> WHAT YOU ARE ASKED TO DO: Go through the material below and copy all lines with "less".
----------------
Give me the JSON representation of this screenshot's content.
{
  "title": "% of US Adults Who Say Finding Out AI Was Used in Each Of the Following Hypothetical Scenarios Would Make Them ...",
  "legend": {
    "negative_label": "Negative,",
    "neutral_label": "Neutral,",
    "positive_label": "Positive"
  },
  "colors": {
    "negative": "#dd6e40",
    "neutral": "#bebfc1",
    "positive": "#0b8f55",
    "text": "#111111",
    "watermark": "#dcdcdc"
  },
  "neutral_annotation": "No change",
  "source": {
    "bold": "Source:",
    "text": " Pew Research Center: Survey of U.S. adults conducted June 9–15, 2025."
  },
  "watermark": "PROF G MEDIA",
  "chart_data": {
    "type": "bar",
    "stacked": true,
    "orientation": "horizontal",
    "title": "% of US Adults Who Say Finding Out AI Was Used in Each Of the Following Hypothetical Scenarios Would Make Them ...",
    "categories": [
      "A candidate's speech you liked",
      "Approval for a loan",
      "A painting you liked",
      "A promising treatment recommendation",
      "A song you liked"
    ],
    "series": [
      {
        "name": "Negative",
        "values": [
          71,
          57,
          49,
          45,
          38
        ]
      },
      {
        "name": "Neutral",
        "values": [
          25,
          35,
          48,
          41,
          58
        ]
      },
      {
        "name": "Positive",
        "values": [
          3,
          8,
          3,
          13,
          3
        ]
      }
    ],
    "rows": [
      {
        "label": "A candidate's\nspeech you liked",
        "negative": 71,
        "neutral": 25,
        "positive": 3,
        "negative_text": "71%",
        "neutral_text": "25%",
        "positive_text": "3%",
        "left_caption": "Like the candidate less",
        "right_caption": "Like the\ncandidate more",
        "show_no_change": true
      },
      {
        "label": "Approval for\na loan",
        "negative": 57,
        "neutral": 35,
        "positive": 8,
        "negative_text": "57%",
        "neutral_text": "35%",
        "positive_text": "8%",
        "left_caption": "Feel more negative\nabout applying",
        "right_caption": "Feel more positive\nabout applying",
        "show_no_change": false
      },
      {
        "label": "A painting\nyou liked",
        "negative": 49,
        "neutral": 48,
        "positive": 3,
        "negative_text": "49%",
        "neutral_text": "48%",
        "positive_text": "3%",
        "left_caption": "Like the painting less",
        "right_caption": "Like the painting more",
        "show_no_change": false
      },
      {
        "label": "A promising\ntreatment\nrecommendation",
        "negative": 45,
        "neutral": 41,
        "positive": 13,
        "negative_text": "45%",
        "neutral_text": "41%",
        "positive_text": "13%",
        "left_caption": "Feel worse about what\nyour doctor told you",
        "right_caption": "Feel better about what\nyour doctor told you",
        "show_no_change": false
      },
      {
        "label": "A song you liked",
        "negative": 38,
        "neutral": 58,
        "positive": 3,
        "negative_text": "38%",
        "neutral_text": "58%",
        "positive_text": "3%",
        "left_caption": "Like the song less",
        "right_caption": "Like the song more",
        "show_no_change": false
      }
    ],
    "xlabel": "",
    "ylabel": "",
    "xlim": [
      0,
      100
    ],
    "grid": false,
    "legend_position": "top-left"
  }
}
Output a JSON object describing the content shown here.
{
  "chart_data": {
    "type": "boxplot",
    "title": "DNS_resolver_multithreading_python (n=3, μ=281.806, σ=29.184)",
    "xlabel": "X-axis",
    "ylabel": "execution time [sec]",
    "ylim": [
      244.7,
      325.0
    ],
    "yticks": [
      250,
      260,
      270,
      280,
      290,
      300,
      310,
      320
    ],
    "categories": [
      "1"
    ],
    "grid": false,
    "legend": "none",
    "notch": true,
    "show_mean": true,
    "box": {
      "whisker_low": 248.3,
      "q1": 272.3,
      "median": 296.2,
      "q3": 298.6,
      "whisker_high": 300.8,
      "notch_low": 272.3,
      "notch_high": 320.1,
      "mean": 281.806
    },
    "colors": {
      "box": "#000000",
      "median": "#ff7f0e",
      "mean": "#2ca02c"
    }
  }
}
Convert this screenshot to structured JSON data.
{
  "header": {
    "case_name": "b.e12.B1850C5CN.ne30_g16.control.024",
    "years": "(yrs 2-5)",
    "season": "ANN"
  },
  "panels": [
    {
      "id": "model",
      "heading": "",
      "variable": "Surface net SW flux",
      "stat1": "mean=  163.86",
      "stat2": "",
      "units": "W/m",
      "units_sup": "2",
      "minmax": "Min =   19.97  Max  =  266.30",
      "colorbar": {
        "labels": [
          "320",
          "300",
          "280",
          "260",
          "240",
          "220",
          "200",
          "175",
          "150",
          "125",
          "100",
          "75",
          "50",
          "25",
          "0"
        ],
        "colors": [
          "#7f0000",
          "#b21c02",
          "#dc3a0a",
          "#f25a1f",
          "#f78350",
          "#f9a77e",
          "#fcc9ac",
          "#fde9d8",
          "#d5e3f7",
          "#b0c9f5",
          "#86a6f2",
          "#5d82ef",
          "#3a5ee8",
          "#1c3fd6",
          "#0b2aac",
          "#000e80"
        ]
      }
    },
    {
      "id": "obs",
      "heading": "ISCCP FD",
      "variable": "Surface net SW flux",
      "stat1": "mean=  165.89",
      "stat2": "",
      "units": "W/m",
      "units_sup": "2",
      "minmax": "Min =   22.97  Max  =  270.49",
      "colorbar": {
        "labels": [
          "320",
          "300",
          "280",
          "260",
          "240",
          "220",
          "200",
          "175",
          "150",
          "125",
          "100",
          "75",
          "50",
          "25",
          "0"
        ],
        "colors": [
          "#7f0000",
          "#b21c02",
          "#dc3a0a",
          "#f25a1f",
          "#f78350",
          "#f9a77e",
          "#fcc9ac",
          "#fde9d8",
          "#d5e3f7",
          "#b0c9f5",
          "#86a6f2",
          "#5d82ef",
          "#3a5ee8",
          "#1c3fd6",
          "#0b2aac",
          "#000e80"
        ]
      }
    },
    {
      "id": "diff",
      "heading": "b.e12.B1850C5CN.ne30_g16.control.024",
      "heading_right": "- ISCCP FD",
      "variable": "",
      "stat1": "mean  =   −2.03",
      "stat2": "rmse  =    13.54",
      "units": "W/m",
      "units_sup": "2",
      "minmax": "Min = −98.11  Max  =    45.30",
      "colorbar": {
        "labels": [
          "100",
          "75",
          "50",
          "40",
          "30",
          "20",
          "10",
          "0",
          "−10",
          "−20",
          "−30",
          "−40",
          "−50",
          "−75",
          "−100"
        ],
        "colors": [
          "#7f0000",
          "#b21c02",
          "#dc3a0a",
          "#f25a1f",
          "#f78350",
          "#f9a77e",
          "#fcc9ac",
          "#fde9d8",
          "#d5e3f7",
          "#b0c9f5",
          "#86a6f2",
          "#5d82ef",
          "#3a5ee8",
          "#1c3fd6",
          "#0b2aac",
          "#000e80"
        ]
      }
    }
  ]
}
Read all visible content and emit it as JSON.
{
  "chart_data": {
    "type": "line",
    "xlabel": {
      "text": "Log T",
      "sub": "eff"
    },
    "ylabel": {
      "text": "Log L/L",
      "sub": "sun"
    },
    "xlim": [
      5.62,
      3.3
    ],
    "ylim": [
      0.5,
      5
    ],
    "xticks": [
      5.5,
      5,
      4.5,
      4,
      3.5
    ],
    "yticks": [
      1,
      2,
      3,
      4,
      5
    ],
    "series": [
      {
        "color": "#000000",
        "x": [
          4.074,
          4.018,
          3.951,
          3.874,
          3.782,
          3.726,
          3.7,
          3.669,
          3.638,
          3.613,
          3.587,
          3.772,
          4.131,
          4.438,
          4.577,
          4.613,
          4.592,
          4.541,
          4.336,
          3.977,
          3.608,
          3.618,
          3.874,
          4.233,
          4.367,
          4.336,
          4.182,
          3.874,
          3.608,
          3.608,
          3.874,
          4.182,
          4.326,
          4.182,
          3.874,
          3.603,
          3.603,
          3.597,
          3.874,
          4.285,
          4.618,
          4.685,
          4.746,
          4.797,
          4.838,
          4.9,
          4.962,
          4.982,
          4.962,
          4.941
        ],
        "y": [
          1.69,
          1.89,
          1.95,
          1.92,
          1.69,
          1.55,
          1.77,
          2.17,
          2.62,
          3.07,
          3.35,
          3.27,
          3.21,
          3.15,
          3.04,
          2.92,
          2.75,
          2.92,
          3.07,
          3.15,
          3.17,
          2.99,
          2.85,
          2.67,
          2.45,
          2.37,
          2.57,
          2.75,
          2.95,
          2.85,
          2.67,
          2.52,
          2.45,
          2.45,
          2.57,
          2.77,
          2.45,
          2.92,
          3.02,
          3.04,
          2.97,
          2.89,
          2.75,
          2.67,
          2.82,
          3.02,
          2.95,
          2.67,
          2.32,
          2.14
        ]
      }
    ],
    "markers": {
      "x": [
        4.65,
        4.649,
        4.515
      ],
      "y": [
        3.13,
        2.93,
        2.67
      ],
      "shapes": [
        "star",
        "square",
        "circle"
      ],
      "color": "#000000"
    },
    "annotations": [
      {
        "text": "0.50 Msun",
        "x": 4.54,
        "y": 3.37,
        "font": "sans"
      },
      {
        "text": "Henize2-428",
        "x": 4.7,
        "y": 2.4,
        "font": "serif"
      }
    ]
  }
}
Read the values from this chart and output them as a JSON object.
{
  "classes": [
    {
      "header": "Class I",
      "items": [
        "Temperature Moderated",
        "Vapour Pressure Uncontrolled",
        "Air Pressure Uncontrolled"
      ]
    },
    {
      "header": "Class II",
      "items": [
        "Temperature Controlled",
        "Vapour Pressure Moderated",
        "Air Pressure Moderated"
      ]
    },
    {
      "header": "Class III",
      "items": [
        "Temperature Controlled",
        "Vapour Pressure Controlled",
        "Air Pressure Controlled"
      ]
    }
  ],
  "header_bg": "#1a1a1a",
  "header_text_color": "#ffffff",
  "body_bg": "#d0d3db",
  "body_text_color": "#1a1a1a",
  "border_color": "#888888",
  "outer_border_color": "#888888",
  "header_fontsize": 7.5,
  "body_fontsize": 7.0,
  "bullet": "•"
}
----------------
> RESULT OF THE EXERCISE:
        "left_caption": "Like the candidate less",
        "left_caption": "Like the painting less",
        "left_caption": "Like the song less",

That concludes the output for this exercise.